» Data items

((

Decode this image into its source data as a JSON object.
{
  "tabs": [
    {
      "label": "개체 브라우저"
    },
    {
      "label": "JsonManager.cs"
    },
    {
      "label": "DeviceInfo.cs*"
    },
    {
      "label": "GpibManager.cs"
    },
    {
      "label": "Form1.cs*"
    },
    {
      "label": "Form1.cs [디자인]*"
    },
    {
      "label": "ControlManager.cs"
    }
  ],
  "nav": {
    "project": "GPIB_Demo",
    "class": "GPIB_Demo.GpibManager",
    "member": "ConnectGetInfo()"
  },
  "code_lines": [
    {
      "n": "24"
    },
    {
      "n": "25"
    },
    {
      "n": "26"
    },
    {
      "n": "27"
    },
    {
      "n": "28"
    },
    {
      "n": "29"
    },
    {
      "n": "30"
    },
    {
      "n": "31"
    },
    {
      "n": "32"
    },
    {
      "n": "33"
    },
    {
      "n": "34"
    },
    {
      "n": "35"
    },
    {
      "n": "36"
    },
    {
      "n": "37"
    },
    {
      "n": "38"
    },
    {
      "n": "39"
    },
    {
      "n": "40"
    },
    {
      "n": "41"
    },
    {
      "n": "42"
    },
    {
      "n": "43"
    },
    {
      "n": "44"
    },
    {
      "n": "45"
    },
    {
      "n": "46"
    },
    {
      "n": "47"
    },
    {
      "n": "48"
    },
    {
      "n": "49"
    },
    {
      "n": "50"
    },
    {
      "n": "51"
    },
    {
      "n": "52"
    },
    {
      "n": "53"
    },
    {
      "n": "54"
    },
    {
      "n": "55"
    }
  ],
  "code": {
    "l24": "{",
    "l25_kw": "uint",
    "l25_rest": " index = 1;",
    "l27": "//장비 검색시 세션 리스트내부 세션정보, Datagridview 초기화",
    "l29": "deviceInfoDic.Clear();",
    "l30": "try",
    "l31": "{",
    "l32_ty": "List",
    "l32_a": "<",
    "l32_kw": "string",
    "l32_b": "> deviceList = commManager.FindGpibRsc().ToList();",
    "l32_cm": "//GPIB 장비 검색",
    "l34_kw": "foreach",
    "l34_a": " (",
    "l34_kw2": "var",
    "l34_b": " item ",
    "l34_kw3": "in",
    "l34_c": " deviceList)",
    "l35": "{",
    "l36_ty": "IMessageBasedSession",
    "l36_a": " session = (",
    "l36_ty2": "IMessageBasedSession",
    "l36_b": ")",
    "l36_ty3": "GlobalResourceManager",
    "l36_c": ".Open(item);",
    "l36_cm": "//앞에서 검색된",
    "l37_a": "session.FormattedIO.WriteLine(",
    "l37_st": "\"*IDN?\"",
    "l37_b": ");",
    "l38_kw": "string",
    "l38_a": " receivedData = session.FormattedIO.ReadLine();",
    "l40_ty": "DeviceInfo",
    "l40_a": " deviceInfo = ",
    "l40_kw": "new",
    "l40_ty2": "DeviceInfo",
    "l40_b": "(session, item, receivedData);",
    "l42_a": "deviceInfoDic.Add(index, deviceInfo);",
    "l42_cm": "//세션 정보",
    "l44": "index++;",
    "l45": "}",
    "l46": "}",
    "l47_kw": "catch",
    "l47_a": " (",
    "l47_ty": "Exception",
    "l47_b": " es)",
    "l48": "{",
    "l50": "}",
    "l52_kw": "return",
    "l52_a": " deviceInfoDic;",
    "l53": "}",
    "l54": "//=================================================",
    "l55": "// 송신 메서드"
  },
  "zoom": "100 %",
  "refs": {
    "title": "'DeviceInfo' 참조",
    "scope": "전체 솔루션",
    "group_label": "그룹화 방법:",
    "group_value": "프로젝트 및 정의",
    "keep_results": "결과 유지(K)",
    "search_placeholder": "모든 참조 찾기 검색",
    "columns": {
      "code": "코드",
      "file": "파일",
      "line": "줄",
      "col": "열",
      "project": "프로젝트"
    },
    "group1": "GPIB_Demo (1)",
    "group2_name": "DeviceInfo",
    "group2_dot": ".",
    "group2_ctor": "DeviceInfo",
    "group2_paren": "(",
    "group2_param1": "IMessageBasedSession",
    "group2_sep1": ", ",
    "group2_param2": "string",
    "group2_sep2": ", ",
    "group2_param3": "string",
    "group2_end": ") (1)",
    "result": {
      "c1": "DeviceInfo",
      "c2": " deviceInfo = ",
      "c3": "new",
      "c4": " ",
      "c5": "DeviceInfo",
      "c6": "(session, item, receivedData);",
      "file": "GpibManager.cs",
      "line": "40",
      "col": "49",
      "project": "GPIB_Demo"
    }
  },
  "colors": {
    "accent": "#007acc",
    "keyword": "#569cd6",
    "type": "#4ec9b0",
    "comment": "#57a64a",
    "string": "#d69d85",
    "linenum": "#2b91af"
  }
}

))

» Short problem
Write out the entries above word for word.

» Task output
Decode this image into its source data as a JSON object.
{
  "tabs": [
    {
      "label": "개체 브라우저"
    },
    {
      "label": "JsonManager.cs"
    },
    {
      "label": "DeviceInfo.cs*"
    },
    {
      "label": "GpibManager.cs"
    },
    {
      "label": "Form1.cs*"
    },
    {
      "label": "Form1.cs [디자인]*"
    },
    {
      "label": "ControlManager.cs"
    }
  ],
  "nav": {
    "project": "GPIB_Demo",
    "class": "GPIB_Demo.GpibManager",
    "member": "ConnectGetInfo()"
  },
  "code_lines": [
    {
      "n": "24"
    },
    {
      "n": "25"
    },
    {
      "n": "26"
    },
    {
      "n": "27"
    },
    {
      "n": "28"
    },
    {
      "n": "29"
    },
    {
      "n": "30"
    },
    {
      "n": "31"
    },
    {
      "n": "32"
    },
    {
      "n": "33"
    },
    {
      "n": "34"
    },
    {
      "n": "35"
    },
    {
      "n": "36"
    },
    {
      "n": "37"
    },
    {
      "n": "38"
    },
    {
      "n": "39"
    },
    {
      "n": "40"
    },
    {
      "n": "41"
    },
    {
      "n": "42"
    },
    {
      "n": "43"
    },
    {
      "n": "44"
    },
    {
      "n": "45"
    },
    {
      "n": "46"
    },
    {
      "n": "47"
    },
    {
      "n": "48"
    },
    {
      "n": "49"
    },
    {
      "n": "50"
    },
    {
      "n": "51"
    },
    {
      "n": "52"
    },
    {
      "n": "53"
    },
    {
      "n": "54"
    },
    {
      "n": "55"
    }
  ],
  "code": {
    "l24": "{",
    "l25_kw": "uint",
    "l25_rest": " index = 1;",
    "l27": "//장비 검색시 세션 리스트내부 세션정보, Datagridview 초기화",
    "l29": "deviceInfoDic.Clear();",
    "l30": "try",
    "l31": "{",
    "l32_ty": "List",
    "l32_a": "<",
    "l32_kw": "string",
    "l32_b": "> deviceList = commManager.FindGpibRsc().ToList();",
    "l32_cm": "//GPIB 장비 검색",
    "l34_kw": "foreach",
    "l34_a": " (",
    "l34_kw2": "var",
    "l34_b": " item ",
    "l34_kw3": "in",
    "l34_c": " deviceList)",
    "l35": "{",
    "l36_ty": "IMessageBasedSession",
    "l36_a": " session = (",
    "l36_ty2": "IMessageBasedSession",
    "l36_b": ")",
    "l36_ty3": "GlobalResourceManager",
    "l36_c": ".Open(item);",
    "l36_cm": "//앞에서 검색된",
    "l37_a": "session.FormattedIO.WriteLine(",
    "l37_st": "\"*IDN?\"",
    "l37_b": ");",
    "l38_kw": "string",
    "l38_a": " receivedData = session.FormattedIO.ReadLine();",
    "l40_ty": "DeviceInfo",
    "l40_a": " deviceInfo = ",
    "l40_kw": "new",
    "l40_ty2": "DeviceInfo",
    "l40_b": "(session, item, receivedData);",
    "l42_a": "deviceInfoDic.Add(index, deviceInfo);",
    "l42_cm": "//세션 정보",
    "l44": "index++;",
    "l45": "}",
    "l46": "}",
    "l47_kw": "catch",
    "l47_a": " (",
    "l47_ty": "Exception",
    "l47_b": " es)",
    "l48": "{",
    "l50": "}",
    "l52_kw": "return",
    "l52_a": " deviceInfoDic;",
    "l53": "}",
    "l54": "//=================================================",
    "l55": "// 송신 메서드"
  },
  "zoom": "100 %",
  "refs": {
    "title": "'DeviceInfo' 참조",
    "scope": "전체 솔루션",
    "group_label": "그룹화 방법:",
    "group_value": "프로젝트 및 정의",
    "keep_results": "결과 유지(K)",
    "search_placeholder": "모든 참조 찾기 검색",
    "columns": {
      "code": "코드",
      "file": "파일",
      "line": "줄",
      "col": "열",
      "project": "프로젝트"
    },
    "group1": "GPIB_Demo (1)",
    "group2_name": "DeviceInfo",
    "group2_dot": ".",
    "group2_ctor": "DeviceInfo",
    "group2_paren": "(",
    "group2_param1": "IMessageBasedSession",
    "group2_sep1": ", ",
    "group2_param2": "string",
    "group2_sep2": ", ",
    "group2_param3": "string",
    "group2_end": ") (1)",
    "result": {
      "c1": "DeviceInfo",
      "c2": " deviceInfo = ",
      "c3": "new",
      "c4": " ",
      "c5": "DeviceInfo",
      "c6": "(session, item, receivedData);",
      "file": "GpibManager.cs",
      "line": "40",
      "col": "49",
      "project": "GPIB_Demo"
    }
  },
  "colors": {
    "accent": "#007acc",
    "keyword": "#569cd6",
    "type": "#4ec9b0",
    "comment": "#57a64a",
    "string": "#d69d85",
    "linenum": "#2b91af"
  }
}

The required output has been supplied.